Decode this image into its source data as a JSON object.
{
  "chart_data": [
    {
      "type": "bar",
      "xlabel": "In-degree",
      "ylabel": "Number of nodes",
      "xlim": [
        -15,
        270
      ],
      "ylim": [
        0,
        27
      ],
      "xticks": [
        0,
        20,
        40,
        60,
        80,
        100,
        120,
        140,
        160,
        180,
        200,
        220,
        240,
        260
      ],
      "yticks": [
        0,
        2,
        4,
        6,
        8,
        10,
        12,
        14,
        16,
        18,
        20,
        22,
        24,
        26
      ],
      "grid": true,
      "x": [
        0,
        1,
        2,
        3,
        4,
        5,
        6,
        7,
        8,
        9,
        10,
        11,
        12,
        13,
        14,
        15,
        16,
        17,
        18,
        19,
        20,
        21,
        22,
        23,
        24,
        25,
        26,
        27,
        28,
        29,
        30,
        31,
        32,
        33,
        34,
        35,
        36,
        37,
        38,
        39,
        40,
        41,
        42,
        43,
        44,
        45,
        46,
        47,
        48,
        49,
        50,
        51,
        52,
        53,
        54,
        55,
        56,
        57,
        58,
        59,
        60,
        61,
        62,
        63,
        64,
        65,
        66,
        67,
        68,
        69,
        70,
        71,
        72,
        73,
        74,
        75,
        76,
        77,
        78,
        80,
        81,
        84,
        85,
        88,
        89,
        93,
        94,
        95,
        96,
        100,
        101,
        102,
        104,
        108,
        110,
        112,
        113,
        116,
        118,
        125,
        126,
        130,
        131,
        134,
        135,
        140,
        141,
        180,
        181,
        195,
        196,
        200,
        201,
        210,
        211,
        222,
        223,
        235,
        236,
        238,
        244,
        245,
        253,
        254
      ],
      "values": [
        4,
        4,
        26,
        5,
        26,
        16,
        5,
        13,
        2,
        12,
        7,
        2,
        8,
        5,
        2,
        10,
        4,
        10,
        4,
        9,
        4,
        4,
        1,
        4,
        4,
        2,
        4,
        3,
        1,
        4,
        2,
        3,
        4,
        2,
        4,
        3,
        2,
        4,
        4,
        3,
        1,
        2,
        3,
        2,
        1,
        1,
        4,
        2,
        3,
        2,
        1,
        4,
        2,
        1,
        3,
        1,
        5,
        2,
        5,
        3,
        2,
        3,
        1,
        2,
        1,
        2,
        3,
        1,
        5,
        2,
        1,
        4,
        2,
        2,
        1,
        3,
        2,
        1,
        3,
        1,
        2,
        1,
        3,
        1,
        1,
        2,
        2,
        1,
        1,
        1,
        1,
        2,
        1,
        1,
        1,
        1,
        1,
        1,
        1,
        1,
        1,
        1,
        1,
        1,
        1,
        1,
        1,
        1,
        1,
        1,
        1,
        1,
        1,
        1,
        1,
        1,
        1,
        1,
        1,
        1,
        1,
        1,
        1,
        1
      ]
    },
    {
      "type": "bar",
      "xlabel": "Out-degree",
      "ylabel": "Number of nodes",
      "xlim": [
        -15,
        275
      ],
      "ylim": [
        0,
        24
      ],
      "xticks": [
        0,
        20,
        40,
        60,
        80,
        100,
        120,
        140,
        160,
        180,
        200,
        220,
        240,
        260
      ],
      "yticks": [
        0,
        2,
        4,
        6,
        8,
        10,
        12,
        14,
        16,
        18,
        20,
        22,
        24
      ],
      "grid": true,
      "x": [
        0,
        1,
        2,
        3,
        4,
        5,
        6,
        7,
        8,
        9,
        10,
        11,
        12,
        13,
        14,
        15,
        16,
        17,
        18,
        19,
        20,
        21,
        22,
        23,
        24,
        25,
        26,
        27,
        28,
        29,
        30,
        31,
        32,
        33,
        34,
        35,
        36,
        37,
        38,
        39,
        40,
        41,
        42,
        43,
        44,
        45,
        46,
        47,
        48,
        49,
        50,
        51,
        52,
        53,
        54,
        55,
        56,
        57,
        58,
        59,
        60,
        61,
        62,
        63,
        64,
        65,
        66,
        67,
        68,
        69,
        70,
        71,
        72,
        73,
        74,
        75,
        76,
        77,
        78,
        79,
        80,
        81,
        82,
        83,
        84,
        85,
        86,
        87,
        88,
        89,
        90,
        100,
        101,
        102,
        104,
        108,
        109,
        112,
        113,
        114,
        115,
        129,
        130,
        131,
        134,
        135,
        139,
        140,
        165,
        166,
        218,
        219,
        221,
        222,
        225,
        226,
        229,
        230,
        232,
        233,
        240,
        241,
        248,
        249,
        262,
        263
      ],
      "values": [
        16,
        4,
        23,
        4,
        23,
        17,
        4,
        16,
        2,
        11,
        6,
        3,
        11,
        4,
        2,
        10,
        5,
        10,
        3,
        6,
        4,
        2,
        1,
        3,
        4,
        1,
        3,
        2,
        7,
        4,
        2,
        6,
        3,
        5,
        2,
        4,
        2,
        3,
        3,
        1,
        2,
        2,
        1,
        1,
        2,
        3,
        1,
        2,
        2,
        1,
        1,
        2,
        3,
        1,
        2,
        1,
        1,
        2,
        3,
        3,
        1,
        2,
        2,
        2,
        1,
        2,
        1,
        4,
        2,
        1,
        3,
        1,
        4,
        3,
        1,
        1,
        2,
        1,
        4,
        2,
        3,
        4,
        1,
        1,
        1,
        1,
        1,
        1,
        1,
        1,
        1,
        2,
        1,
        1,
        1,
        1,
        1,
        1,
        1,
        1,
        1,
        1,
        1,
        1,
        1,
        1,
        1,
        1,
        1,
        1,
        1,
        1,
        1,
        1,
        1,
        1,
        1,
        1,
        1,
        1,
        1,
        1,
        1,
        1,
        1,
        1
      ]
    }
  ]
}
★ ★ ★ ★
Quote each line of the data above exactly as written.

Decode this image into its source data as a JSON object.
{
  "chart_data": [
    {
      "type": "bar",
      "xlabel": "In-degree",
      "ylabel": "Number of nodes",
      "xlim": [
        -15,
        270
      ],
      "ylim": [
        0,
        27
      ],
      "xticks": [
        0,
        20,
        40,
        60,
        80,
        100,
        120,
        140,
        160,
        180,
        200,
        220,
        240,
        260
      ],
      "yticks": [
        0,
        2,
        4,
        6,
        8,
        10,
        12,
        14,
        16,
        18,
        20,
        22,
        24,
        26
      ],
      "grid": true,
      "x": [
        0,
        1,
        2,
        3,
        4,
        5,
        6,
        7,
        8,
        9,
        10,
        11,
        12,
        13,
        14,
        15,
        16,
        17,
        18,
        19,
        20,
        21,
        22,
        23,
        24,
        25,
        26,
        27,
        28,
        29,
        30,
        31,
        32,
        33,
        34,
        35,
        36,
        37,
        38,
        39,
        40,
        41,
        42,
        43,
        44,
        45,
        46,
        47,
        48,
        49,
        50,
        51,
        52,
        53,
        54,
        55,
        56,
        57,
        58,
        59,
        60,
        61,
        62,
        63,
        64,
        65,
        66,
        67,
        68,
        69,
        70,
        71,
        72,
        73,
        74,
        75,
        76,
        77,
        78,
        80,
        81,
        84,
        85,
        88,
        89,
        93,
        94,
        95,
        96,
        100,
        101,
        102,
        104,
        108,
        110,
        112,
        113,
        116,
        118,
        125,
        126,
        130,
        131,
        134,
        135,
        140,
        141,
        180,
        181,
        195,
        196,
        200,
        201,
        210,
        211,
        222,
        223,
        235,
        236,
        238,
        244,
        245,
        253,
        254
      ],
      "values": [
        4,
        4,
        26,
        5,
        26,
        16,
        5,
        13,
        2,
        12,
        7,
        2,
        8,
        5,
        2,
        10,
        4,
        10,
        4,
        9,
        4,
        4,
        1,
        4,
        4,
        2,
        4,
        3,
        1,
        4,
        2,
        3,
        4,
        2,
        4,
        3,
        2,
        4,
        4,
        3,
        1,
        2,
        3,
        2,
        1,
        1,
        4,
        2,
        3,
        2,
        1,
        4,
        2,
        1,
        3,
        1,
        5,
        2,
        5,
        3,
        2,
        3,
        1,
        2,
        1,
        2,
        3,
        1,
        5,
        2,
        1,
        4,
        2,
        2,
        1,
        3,
        2,
        1,
        3,
        1,
        2,
        1,
        3,
        1,
        1,
        2,
        2,
        1,
        1,
        1,
        1,
        2,
        1,
        1,
        1,
        1,
        1,
        1,
        1,
        1,
        1,
        1,
        1,
        1,
        1,
        1,
        1,
        1,
        1,
        1,
        1,
        1,
        1,
        1,
        1,
        1,
        1,
        1,
        1,
        1,
        1,
        1,
        1,
        1
      ]
    },
    {
      "type": "bar",
      "xlabel": "Out-degree",
      "ylabel": "Number of nodes",
      "xlim": [
        -15,
        275
      ],
      "ylim": [
        0,
        24
      ],
      "xticks": [
        0,
        20,
        40,
        60,
        80,
        100,
        120,
        140,
        160,
        180,
        200,
        220,
        240,
        260
      ],
      "yticks": [
        0,
        2,
        4,
        6,
        8,
        10,
        12,
        14,
        16,
        18,
        20,
        22,
        24
      ],
      "grid": true,
      "x": [
        0,
        1,
        2,
        3,
        4,
        5,
        6,
        7,
        8,
        9,
        10,
        11,
        12,
        13,
        14,
        15,
        16,
        17,
        18,
        19,
        20,
        21,
        22,
        23,
        24,
        25,
        26,
        27,
        28,
        29,
        30,
        31,
        32,
        33,
        34,
        35,
        36,
        37,
        38,
        39,
        40,
        41,
        42,
        43,
        44,
        45,
        46,
        47,
        48,
        49,
        50,
        51,
        52,
        53,
        54,
        55,
        56,
        57,
        58,
        59,
        60,
        61,
        62,
        63,
        64,
        65,
        66,
        67,
        68,
        69,
        70,
        71,
        72,
        73,
        74,
        75,
        76,
        77,
        78,
        79,
        80,
        81,
        82,
        83,
        84,
        85,
        86,
        87,
        88,
        89,
        90,
        100,
        101,
        102,
        104,
        108,
        109,
        112,
        113,
        114,
        115,
        129,
        130,
        131,
        134,
        135,
        139,
        140,
        165,
        166,
        218,
        219,
        221,
        222,
        225,
        226,
        229,
        230,
        232,
        233,
        240,
        241,
        248,
        249,
        262,
        263
      ],
      "values": [
        16,
        4,
        23,
        4,
        23,
        17,
        4,
        16,
        2,
        11,
        6,
        3,
        11,
        4,
        2,
        10,
        5,
        10,
        3,
        6,
        4,
        2,
        1,
        3,
        4,
        1,
        3,
        2,
        7,
        4,
        2,
        6,
        3,
        5,
        2,
        4,
        2,
        3,
        3,
        1,
        2,
        2,
        1,
        1,
        2,
        3,
        1,
        2,
        2,
        1,
        1,
        2,
        3,
        1,
        2,
        1,
        1,
        2,
        3,
        3,
        1,
        2,
        2,
        2,
        1,
        2,
        1,
        4,
        2,
        1,
        3,
        1,
        4,
        3,
        1,
        1,
        2,
        1,
        4,
        2,
        3,
        4,
        1,
        1,
        1,
        1,
        1,
        1,
        1,
        1,
        1,
        2,
        1,
        1,
        1,
        1,
        1,
        1,
        1,
        1,
        1,
        1,
        1,
        1,
        1,
        1,
        1,
        1,
        1,
        1,
        1,
        1,
        1,
        1,
        1,
        1,
        1,
        1,
        1,
        1,
        1,
        1,
        1,
        1,
        1,
        1
      ]
    }
  ]
}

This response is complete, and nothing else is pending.